> [TASK DIRECTIONS]: Reproduce the listing below exactly, minus its pictures.

*** TASK MATERIAL ***

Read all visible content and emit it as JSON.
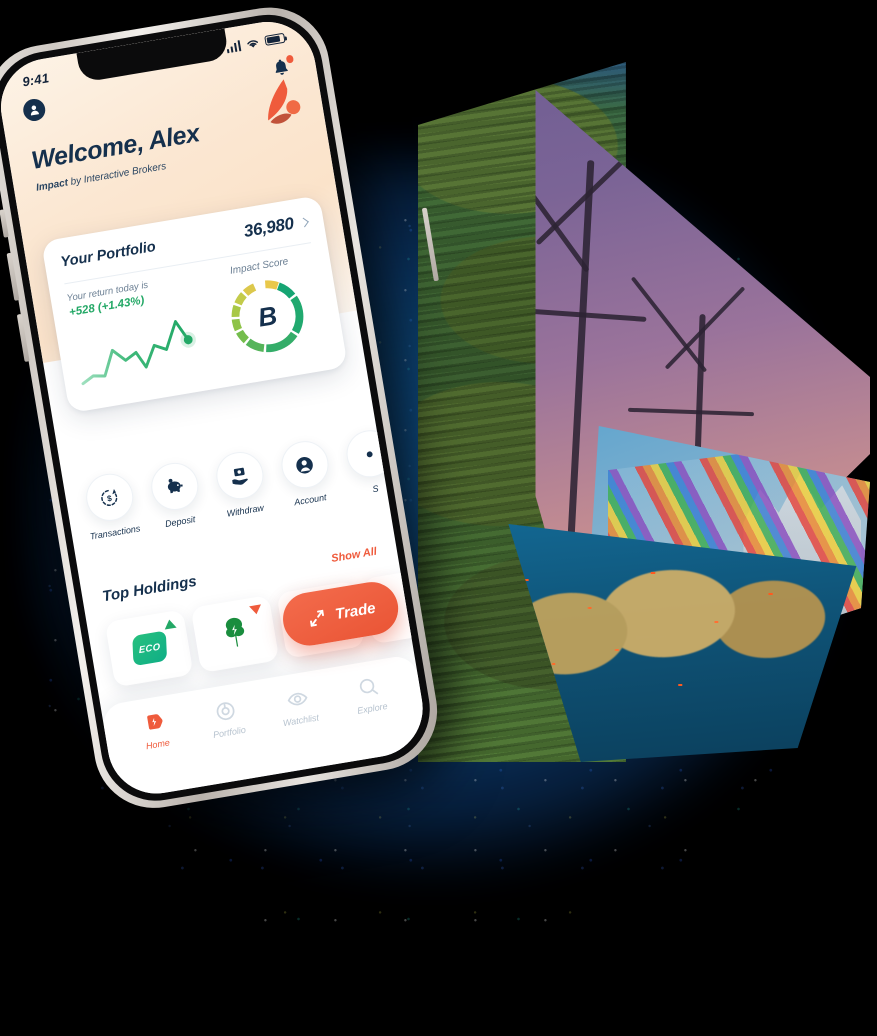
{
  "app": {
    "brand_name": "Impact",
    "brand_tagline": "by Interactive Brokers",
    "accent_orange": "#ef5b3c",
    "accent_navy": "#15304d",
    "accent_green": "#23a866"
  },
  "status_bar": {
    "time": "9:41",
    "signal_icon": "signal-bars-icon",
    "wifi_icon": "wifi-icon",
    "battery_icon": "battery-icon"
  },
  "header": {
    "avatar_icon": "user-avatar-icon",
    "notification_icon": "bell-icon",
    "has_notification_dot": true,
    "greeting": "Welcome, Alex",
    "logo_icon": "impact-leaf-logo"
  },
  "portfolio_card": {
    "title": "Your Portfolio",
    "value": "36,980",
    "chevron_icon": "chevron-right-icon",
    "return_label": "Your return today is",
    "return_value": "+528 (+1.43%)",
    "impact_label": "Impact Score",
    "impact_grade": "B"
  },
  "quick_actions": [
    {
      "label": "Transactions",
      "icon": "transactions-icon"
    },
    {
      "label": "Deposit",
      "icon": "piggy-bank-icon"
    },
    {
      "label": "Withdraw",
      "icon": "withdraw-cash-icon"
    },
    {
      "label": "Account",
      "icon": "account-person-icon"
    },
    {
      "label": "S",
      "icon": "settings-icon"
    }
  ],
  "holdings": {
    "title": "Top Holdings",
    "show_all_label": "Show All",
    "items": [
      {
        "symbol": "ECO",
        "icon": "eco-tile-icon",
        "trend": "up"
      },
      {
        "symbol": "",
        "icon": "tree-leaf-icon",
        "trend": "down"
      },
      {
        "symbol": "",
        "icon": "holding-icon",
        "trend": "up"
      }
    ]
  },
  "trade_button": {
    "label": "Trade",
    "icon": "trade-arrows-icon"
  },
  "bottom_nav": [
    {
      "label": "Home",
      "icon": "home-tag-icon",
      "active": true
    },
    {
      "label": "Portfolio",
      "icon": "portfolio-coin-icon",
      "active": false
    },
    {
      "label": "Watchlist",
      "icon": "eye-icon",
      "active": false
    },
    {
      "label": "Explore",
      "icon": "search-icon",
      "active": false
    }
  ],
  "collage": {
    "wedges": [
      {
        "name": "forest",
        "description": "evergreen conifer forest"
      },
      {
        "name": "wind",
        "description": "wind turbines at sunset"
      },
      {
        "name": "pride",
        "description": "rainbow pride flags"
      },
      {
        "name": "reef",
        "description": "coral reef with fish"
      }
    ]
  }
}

***

> [OUTPUT FOR THIS EXERCISE]:
Read all visible content and emit it as JSON.
{
  "app": {
    "brand_name": "Impact",
    "brand_tagline": "by Interactive Brokers",
    "accent_orange": "#ef5b3c",
    "accent_navy": "#15304d",
    "accent_green": "#23a866"
  },
  "status_bar": {
    "time": "9:41",
    "signal_icon": "signal-bars-icon",
    "wifi_icon": "wifi-icon",
    "battery_icon": "battery-icon"
  },
  "header": {
    "avatar_icon": "user-avatar-icon",
    "notification_icon": "bell-icon",
    "has_notification_dot": true,
    "greeting": "Welcome, Alex",
    "logo_icon": "impact-leaf-logo"
  },
  "portfolio_card": {
    "title": "Your Portfolio",
    "value": "36,980",
    "chevron_icon": "chevron-right-icon",
    "return_label": "Your return today is",
    "return_value": "+528 (+1.43%)",
    "impact_label": "Impact Score",
    "impact_grade": "B"
  },
  "quick_actions": [
    {
      "label": "Transactions",
      "icon": "transactions-icon"
    },
    {
      "label": "Deposit",
      "icon": "piggy-bank-icon"
    },
    {
      "label": "Withdraw",
      "icon": "withdraw-cash-icon"
    },
    {
      "label": "Account",
      "icon": "account-person-icon"
    },
    {
      "label": "S",
      "icon": "settings-icon"
    }
  ],
  "holdings": {
    "title": "Top Holdings",
    "show_all_label": "Show All",
    "items": [
      {
        "symbol": "ECO",
        "icon": "eco-tile-icon",
        "trend": "up"
      },
      {
        "symbol": "",
        "icon": "tree-leaf-icon",
        "trend": "down"
      },
      {
        "symbol": "",
        "icon": "holding-icon",
        "trend": "up"
      }
    ]
  },
  "trade_button": {
    "label": "Trade",
    "icon": "trade-arrows-icon"
  },
  "bottom_nav": [
    {
      "label": "Home",
      "icon": "home-tag-icon",
      "active": true
    },
    {
      "label": "Portfolio",
      "icon": "portfolio-coin-icon",
      "active": false
    },
    {
      "label": "Watchlist",
      "icon": "eye-icon",
      "active": false
    },
    {
      "label": "Explore",
      "icon": "search-icon",
      "active": false
    }
  ],
  "collage": {
    "wedges": [
      {
        "name": "forest",
        "description": "evergreen conifer forest"
      },
      {
        "name": "wind",
        "description": "wind turbines at sunset"
      },
      {
        "name": "pride",
        "description": "rainbow pride flags"
      },
      {
        "name": "reef",
        "description": "coral reef with fish"
      }
    ]
  }
}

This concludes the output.